Pick out each line in the records below that contains the string "image", matching upper and lower case exactly, and copy those lines.

[Collection entries]

____

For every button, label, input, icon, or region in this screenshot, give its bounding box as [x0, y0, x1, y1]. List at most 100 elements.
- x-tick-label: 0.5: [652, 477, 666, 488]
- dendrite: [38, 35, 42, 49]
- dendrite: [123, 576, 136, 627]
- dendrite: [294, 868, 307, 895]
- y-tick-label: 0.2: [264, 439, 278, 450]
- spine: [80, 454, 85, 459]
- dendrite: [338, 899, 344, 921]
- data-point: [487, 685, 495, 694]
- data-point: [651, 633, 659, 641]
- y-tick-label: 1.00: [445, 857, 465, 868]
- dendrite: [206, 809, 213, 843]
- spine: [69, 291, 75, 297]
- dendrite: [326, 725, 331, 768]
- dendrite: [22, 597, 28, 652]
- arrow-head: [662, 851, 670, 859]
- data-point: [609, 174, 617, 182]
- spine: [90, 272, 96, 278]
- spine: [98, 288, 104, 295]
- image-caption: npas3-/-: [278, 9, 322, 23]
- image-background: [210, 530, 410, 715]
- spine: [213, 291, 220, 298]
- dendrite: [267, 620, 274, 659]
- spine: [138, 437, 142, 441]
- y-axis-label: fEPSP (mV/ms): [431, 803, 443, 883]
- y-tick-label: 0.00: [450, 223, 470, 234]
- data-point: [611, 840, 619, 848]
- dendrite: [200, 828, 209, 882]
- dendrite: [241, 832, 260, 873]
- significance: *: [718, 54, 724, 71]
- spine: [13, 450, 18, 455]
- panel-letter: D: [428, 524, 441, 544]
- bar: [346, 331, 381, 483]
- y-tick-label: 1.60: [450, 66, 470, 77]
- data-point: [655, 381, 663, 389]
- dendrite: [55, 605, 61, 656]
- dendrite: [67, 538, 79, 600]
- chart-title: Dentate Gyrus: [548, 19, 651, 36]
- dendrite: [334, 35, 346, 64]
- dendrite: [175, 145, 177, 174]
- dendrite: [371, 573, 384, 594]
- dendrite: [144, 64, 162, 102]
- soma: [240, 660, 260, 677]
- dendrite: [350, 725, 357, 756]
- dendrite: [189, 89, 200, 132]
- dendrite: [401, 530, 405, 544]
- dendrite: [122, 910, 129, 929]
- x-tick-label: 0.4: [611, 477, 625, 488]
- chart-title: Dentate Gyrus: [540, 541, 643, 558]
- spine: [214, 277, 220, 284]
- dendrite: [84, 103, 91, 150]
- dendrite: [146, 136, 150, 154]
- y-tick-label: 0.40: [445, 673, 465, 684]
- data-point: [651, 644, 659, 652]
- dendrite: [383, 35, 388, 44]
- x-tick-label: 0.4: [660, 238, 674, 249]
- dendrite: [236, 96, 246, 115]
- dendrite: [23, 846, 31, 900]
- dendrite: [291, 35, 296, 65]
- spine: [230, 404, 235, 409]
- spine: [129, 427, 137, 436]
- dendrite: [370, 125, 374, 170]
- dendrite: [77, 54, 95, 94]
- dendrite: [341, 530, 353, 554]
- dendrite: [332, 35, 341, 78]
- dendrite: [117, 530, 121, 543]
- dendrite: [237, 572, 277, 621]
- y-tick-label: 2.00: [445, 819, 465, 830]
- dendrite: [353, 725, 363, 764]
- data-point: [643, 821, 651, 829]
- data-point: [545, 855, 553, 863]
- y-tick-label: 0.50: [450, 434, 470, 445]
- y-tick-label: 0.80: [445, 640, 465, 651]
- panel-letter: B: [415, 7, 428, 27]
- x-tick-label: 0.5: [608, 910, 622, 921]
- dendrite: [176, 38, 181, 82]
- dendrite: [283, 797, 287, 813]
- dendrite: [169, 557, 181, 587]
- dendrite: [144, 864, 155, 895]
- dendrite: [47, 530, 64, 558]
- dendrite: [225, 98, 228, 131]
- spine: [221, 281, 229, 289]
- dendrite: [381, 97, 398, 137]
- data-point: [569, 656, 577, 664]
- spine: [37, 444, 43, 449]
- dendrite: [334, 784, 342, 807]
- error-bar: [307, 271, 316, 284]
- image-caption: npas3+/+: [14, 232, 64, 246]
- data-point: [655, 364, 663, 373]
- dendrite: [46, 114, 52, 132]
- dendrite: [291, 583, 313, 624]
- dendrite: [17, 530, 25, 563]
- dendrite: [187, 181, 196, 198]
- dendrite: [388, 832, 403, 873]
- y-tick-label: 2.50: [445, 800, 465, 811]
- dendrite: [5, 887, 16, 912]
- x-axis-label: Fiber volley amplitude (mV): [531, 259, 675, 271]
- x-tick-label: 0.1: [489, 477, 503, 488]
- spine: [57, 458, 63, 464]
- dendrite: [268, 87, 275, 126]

____

◆ **Reply to the task**
- image-caption: npas3-/-: [278, 9, 322, 23]
- image-background: [210, 530, 410, 715]
- image-caption: npas3+/+: [14, 232, 64, 246]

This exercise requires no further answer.